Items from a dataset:
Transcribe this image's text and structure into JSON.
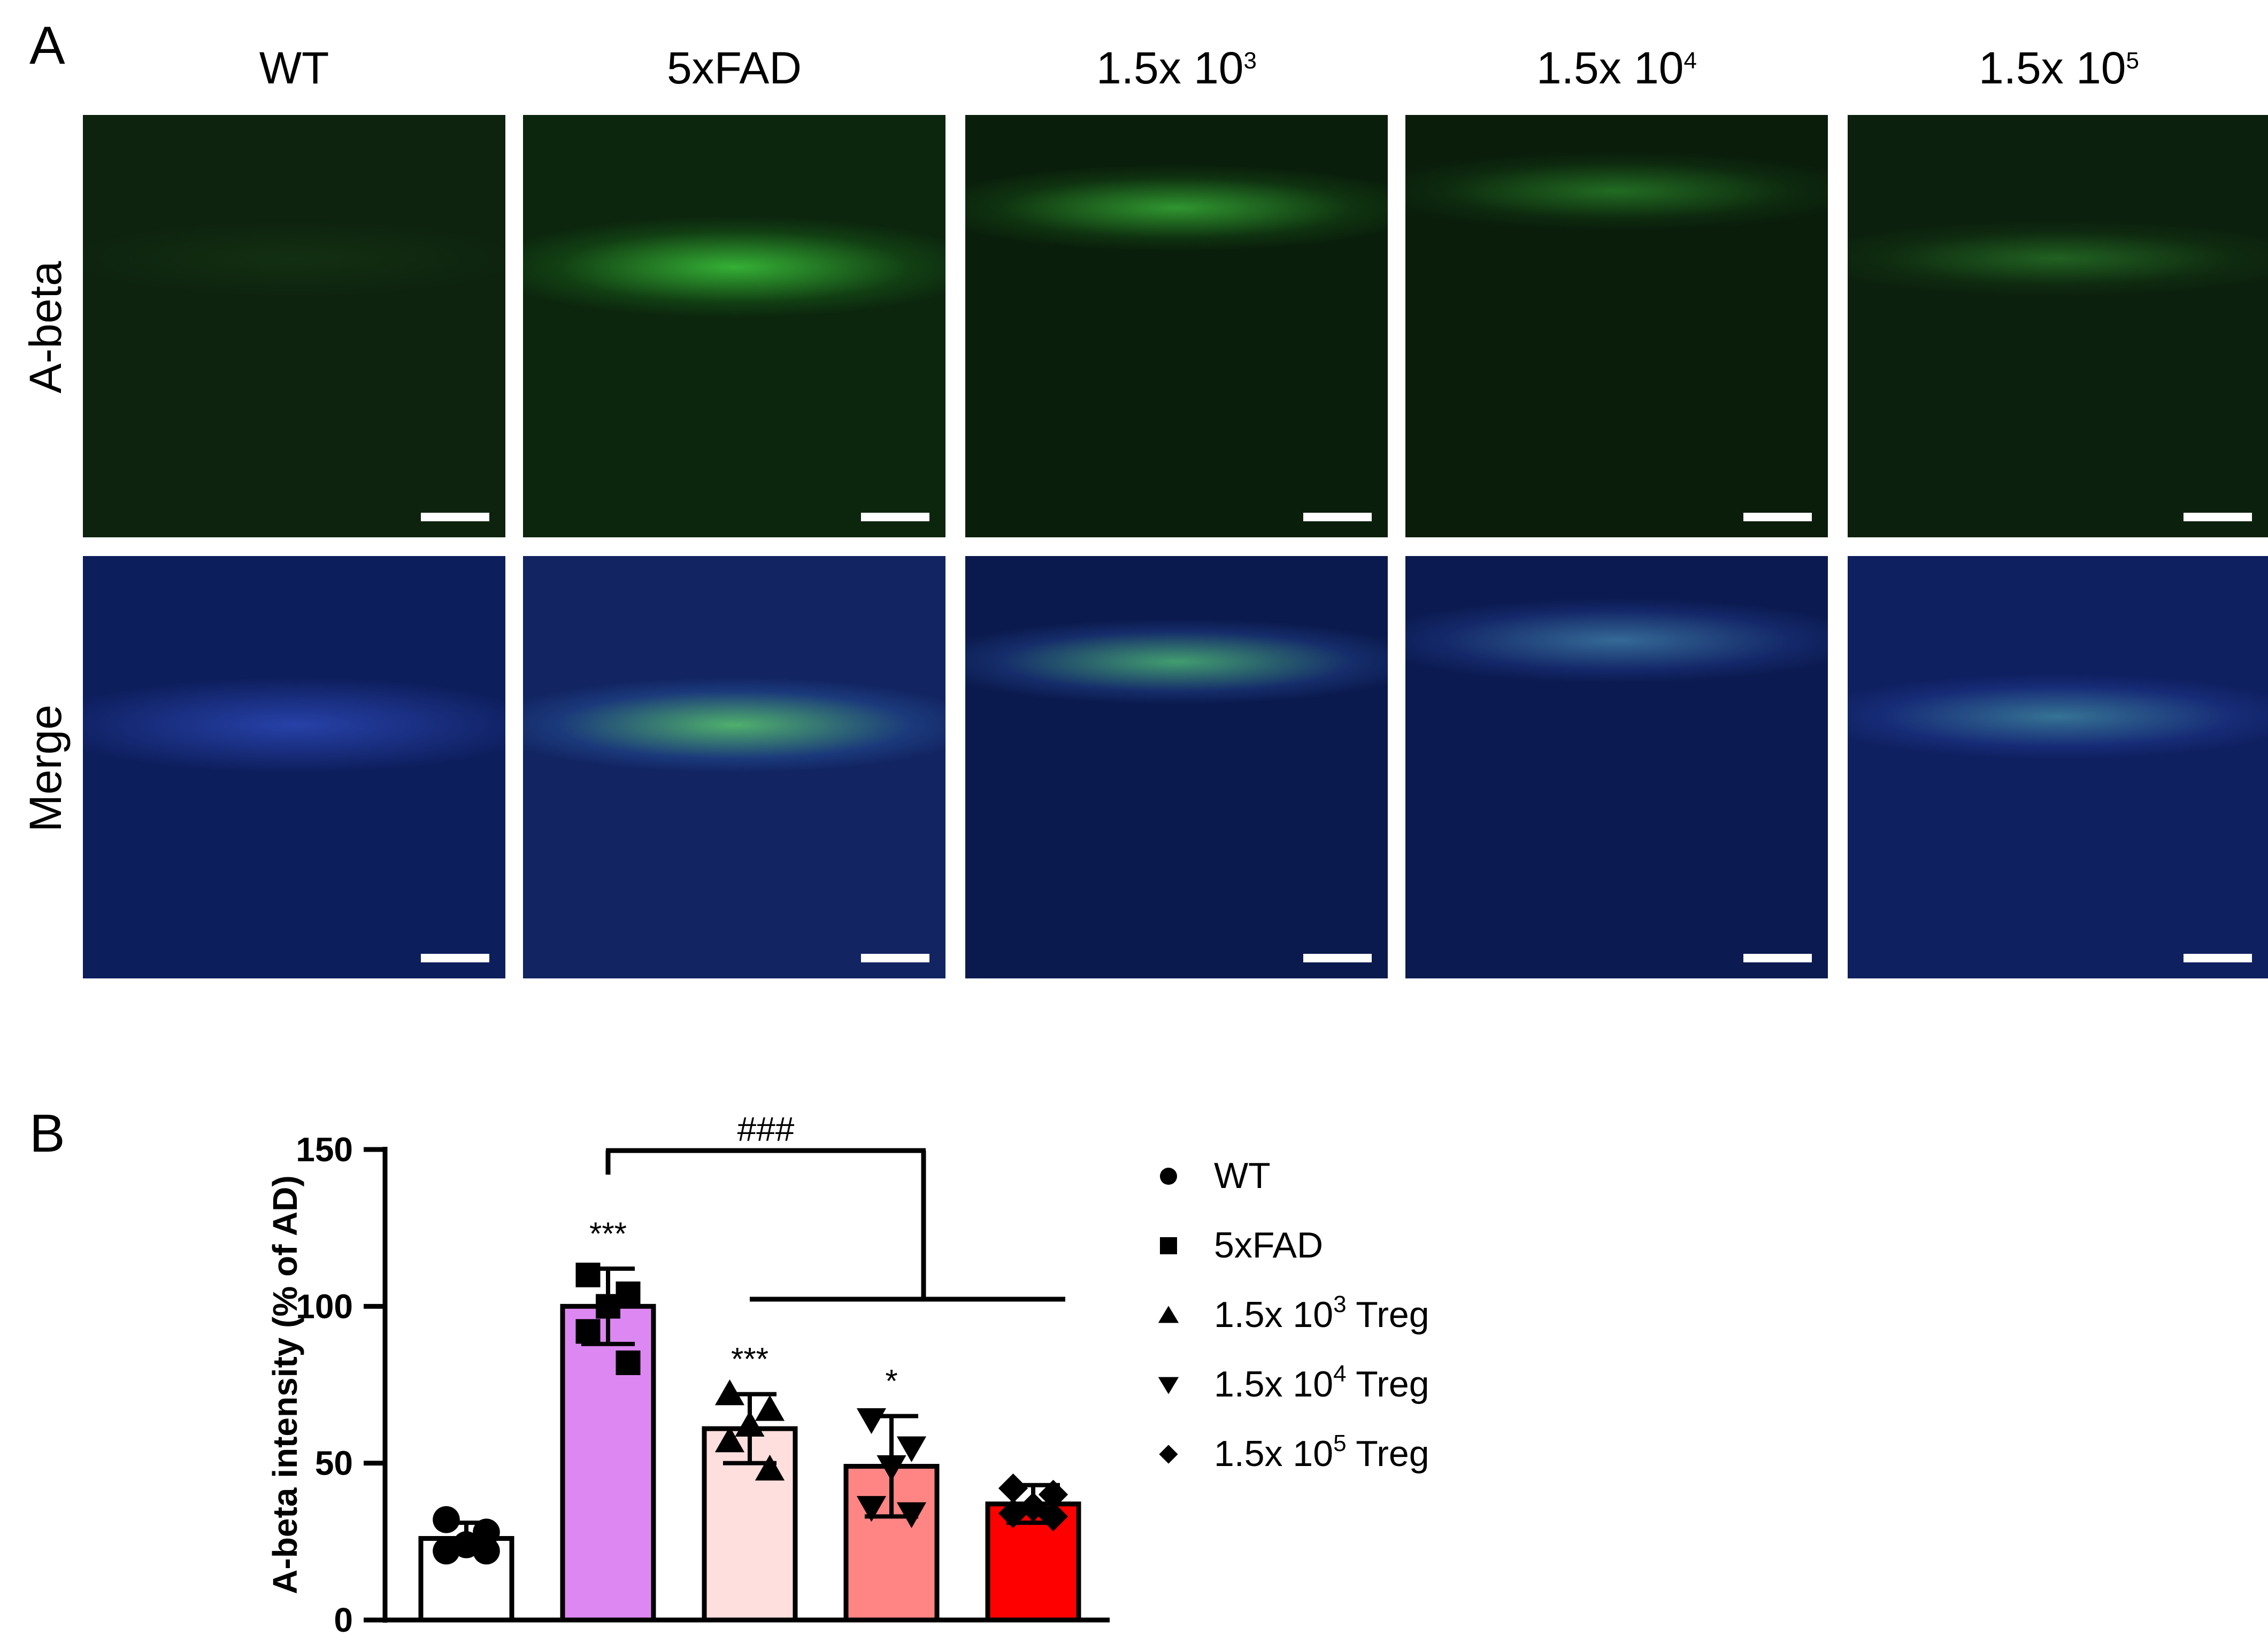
{
  "panel_a": {
    "letter": "A",
    "columns": [
      {
        "label_base": "WT",
        "label_exp": ""
      },
      {
        "label_base": "5xFAD",
        "label_exp": ""
      },
      {
        "label_base": "1.5x 10",
        "label_exp": "3"
      },
      {
        "label_base": "1.5x 10",
        "label_exp": "4"
      },
      {
        "label_base": "1.5x 10",
        "label_exp": "5"
      }
    ],
    "rows": [
      {
        "label": "A-beta"
      },
      {
        "label": "Merge"
      }
    ]
  },
  "panel_b": {
    "letter": "B"
  },
  "chart_data": {
    "type": "bar",
    "categories": [
      "WT",
      "5xFAD",
      "1.5x 10^3 Treg",
      "1.5x 10^4 Treg",
      "1.5x 10^5 Treg"
    ],
    "values": [
      26,
      100,
      61,
      49,
      37
    ],
    "errors": [
      5,
      12,
      11,
      16,
      6
    ],
    "points": [
      [
        32,
        28,
        24,
        22,
        22
      ],
      [
        110,
        104,
        100,
        92,
        82
      ],
      [
        72,
        67,
        62,
        57,
        48
      ],
      [
        64,
        55,
        49,
        36,
        34
      ],
      [
        42,
        40,
        36,
        34,
        33
      ]
    ],
    "markers": [
      "circle",
      "square",
      "triangle-up",
      "triangle-down",
      "diamond"
    ],
    "colors": [
      "#ffffff",
      "#dd88f2",
      "#ffdede",
      "#ff8484",
      "#ff0000"
    ],
    "ylabel": "A-beta intensity (% of AD)",
    "ylim": [
      0,
      150
    ],
    "yticks": [
      0,
      50,
      100,
      150
    ],
    "grid": false,
    "annotations": [
      {
        "category": "5xFAD",
        "text": "***"
      },
      {
        "category": "1.5x 10^3 Treg",
        "text": "***"
      },
      {
        "category": "1.5x 10^4 Treg",
        "text": "*"
      }
    ],
    "significance_bracket": {
      "text": "###",
      "from": "5xFAD",
      "to": [
        "1.5x 10^3 Treg",
        "1.5x 10^4 Treg",
        "1.5x 10^5 Treg"
      ]
    },
    "legend": {
      "position": "right",
      "entries": [
        {
          "base": "WT",
          "exp": "",
          "suffix": "",
          "marker": "circle"
        },
        {
          "base": "5xFAD",
          "exp": "",
          "suffix": "",
          "marker": "square"
        },
        {
          "base": "1.5x 10",
          "exp": "3",
          "suffix": " Treg",
          "marker": "triangle-up"
        },
        {
          "base": "1.5x 10",
          "exp": "4",
          "suffix": " Treg",
          "marker": "triangle-down"
        },
        {
          "base": "1.5x 10",
          "exp": "5",
          "suffix": " Treg",
          "marker": "diamond"
        }
      ]
    }
  }
}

REQUIRED WORK: Within the listing above, find every line containing the string "text" and return it.

RESPONSE FOR THIS EXERCISE:
Transcribe this image's text and structure into JSON.
        "text": "***"
        "text": "***"
        "text": "*"
      "text": "###",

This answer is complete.